■ WORK TO DO: Find the word "value" in the material below and gather every line that contains it.

■ RECORDS FOR THIS EXERCISE:

'''

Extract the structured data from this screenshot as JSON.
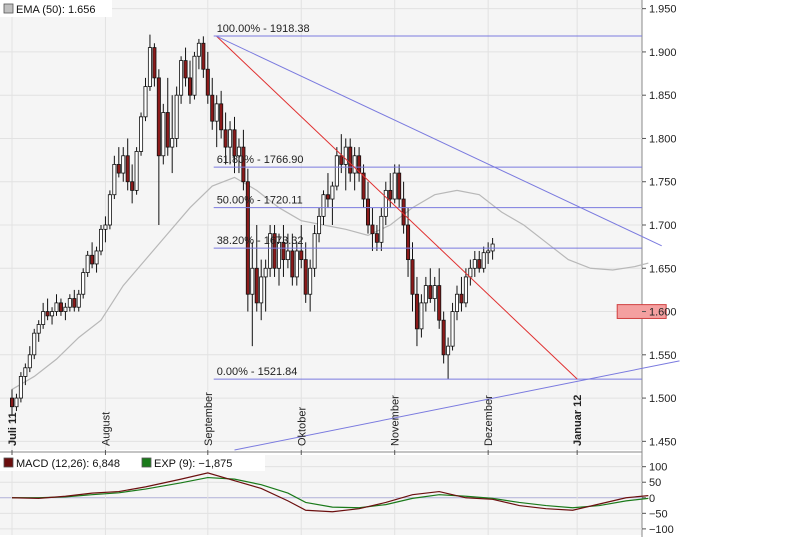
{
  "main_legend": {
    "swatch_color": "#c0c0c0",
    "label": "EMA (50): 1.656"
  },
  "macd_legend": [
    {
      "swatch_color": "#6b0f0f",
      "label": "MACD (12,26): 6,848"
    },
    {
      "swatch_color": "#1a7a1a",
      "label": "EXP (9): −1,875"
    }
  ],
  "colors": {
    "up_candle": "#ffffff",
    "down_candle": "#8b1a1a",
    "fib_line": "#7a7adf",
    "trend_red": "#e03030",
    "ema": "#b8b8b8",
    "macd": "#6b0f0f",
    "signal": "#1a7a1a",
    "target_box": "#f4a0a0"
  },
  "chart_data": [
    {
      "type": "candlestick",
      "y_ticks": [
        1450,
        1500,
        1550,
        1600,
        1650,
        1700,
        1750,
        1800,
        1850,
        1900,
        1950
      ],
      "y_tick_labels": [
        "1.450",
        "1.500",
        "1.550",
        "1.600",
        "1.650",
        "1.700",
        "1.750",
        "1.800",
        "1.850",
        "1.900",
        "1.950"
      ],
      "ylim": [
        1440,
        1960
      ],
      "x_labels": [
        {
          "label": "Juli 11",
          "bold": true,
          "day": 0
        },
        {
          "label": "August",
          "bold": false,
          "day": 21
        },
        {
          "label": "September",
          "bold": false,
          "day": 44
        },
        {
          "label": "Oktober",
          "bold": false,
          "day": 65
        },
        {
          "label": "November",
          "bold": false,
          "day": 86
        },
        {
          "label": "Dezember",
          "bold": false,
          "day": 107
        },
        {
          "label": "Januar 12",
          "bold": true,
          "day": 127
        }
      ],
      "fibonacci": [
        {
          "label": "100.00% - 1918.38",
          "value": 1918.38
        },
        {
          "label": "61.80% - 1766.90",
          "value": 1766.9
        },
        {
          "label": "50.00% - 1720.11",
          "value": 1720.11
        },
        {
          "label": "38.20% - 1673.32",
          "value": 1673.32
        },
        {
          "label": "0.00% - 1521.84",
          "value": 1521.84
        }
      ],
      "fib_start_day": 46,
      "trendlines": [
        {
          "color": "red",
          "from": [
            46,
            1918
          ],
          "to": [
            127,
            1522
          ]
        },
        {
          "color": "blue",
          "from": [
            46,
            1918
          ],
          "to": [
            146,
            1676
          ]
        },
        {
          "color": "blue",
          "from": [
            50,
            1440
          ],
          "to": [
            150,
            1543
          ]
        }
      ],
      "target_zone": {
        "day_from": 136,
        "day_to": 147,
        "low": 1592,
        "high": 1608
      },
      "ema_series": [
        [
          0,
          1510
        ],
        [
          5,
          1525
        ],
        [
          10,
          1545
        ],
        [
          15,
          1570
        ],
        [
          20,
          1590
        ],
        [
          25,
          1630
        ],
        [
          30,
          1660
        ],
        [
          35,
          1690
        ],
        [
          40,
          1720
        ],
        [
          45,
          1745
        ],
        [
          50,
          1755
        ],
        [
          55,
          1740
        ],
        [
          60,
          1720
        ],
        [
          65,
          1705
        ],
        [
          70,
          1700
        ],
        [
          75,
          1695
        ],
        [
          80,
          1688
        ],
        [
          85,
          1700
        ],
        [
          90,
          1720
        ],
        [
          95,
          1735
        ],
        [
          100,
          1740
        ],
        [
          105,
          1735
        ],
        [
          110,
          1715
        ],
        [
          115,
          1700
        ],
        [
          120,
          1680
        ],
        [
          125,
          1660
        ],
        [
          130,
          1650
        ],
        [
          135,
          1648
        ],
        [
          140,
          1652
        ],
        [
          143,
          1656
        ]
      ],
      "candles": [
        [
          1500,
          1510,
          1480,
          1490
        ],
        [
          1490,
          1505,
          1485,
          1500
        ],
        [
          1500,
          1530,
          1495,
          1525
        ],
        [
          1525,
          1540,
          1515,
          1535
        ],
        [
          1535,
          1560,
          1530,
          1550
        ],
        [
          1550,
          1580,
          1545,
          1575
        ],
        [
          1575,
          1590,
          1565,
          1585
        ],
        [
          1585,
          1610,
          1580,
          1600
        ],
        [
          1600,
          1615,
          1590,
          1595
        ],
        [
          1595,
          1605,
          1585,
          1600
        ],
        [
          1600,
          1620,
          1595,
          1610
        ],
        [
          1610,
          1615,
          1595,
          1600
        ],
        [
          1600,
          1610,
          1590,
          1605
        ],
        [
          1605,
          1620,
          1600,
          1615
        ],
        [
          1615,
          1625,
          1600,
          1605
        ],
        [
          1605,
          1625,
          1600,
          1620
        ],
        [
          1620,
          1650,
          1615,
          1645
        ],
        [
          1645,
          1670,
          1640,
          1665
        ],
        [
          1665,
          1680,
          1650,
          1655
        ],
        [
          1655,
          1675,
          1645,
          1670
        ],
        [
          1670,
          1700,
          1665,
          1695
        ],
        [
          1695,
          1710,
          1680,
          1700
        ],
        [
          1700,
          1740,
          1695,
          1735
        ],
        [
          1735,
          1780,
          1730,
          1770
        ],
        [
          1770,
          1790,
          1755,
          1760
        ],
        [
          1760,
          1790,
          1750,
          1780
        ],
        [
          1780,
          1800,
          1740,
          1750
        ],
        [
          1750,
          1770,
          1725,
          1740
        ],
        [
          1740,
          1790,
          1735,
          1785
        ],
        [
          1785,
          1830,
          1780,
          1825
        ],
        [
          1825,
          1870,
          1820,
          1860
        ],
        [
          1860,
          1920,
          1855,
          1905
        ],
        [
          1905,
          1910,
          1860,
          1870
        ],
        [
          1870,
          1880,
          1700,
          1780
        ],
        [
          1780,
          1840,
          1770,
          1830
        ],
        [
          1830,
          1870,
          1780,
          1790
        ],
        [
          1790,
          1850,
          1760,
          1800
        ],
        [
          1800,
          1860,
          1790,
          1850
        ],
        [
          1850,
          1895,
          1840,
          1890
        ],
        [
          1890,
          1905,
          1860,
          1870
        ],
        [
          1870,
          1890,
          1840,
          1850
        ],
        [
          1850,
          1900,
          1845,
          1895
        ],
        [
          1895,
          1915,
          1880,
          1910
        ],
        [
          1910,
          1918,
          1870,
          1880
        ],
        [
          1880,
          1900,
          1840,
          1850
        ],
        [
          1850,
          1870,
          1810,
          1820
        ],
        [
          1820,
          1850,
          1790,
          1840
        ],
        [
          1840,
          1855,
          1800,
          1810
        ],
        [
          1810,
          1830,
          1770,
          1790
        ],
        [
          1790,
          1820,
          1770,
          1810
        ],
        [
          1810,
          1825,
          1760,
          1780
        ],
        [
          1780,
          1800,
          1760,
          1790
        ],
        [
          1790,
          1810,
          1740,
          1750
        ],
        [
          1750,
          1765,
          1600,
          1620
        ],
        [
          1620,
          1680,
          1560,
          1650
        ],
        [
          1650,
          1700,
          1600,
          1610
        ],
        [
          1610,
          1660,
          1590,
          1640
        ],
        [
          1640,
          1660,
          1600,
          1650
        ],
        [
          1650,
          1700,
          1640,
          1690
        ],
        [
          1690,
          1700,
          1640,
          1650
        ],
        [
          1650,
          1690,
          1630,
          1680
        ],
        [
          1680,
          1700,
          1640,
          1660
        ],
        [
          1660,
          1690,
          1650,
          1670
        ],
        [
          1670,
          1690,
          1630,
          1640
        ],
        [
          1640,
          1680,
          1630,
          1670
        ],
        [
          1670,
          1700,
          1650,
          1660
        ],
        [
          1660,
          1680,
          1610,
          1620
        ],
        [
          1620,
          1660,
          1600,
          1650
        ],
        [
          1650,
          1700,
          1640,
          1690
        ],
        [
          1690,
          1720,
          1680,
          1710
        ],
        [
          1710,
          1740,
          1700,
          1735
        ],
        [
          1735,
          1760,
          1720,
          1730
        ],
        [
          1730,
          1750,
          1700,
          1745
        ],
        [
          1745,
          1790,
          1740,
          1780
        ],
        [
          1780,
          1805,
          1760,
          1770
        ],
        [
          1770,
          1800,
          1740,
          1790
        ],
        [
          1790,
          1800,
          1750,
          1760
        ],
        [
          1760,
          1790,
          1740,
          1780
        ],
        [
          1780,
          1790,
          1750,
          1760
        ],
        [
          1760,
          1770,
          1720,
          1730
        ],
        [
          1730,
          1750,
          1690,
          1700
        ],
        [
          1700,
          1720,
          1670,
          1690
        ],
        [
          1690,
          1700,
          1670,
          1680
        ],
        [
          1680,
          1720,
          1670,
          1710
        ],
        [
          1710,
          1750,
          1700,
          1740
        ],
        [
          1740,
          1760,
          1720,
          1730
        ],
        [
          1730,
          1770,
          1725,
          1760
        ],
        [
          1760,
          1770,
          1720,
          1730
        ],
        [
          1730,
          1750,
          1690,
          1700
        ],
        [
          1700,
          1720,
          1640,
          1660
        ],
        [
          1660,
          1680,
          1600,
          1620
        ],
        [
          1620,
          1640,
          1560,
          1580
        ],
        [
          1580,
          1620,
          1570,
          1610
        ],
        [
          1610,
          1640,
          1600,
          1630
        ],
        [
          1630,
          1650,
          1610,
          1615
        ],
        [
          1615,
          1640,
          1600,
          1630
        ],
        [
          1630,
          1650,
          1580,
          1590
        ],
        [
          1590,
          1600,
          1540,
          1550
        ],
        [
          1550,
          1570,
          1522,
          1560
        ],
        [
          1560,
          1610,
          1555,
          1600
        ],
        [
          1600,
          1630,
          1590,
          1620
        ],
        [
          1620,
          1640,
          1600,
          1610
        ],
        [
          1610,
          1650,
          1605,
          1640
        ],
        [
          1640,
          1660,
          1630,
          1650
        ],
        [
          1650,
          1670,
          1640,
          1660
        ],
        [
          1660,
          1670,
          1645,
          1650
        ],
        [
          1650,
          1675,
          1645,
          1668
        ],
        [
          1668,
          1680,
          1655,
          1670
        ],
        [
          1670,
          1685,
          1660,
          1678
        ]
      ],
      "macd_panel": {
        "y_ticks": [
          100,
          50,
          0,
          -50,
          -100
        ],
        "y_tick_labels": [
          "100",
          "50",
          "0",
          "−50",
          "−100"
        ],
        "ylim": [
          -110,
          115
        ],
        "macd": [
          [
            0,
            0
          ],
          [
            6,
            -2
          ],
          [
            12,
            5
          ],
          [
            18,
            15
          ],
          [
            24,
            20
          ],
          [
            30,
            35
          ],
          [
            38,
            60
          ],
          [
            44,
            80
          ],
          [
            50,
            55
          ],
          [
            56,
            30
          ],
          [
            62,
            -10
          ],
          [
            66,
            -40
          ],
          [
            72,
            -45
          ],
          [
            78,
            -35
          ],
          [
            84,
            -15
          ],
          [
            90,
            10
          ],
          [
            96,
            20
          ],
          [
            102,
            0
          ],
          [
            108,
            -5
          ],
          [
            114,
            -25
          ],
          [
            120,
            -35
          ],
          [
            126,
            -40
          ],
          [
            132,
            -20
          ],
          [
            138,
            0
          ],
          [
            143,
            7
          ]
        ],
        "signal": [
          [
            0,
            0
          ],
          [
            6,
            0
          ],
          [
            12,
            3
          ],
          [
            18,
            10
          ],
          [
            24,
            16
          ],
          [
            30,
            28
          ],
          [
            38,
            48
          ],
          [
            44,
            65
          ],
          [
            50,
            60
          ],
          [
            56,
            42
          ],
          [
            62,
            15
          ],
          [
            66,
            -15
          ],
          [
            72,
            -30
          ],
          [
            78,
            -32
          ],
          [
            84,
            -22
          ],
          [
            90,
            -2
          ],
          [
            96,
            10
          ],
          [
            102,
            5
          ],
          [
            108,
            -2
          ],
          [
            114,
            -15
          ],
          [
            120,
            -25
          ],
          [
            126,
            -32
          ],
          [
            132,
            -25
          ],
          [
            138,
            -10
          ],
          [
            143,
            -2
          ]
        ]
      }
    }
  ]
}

'''

■ TASK SOLUTION:
          "value": 1918.38
          "value": 1766.9
          "value": 1720.11
          "value": 1673.32
          "value": 1521.84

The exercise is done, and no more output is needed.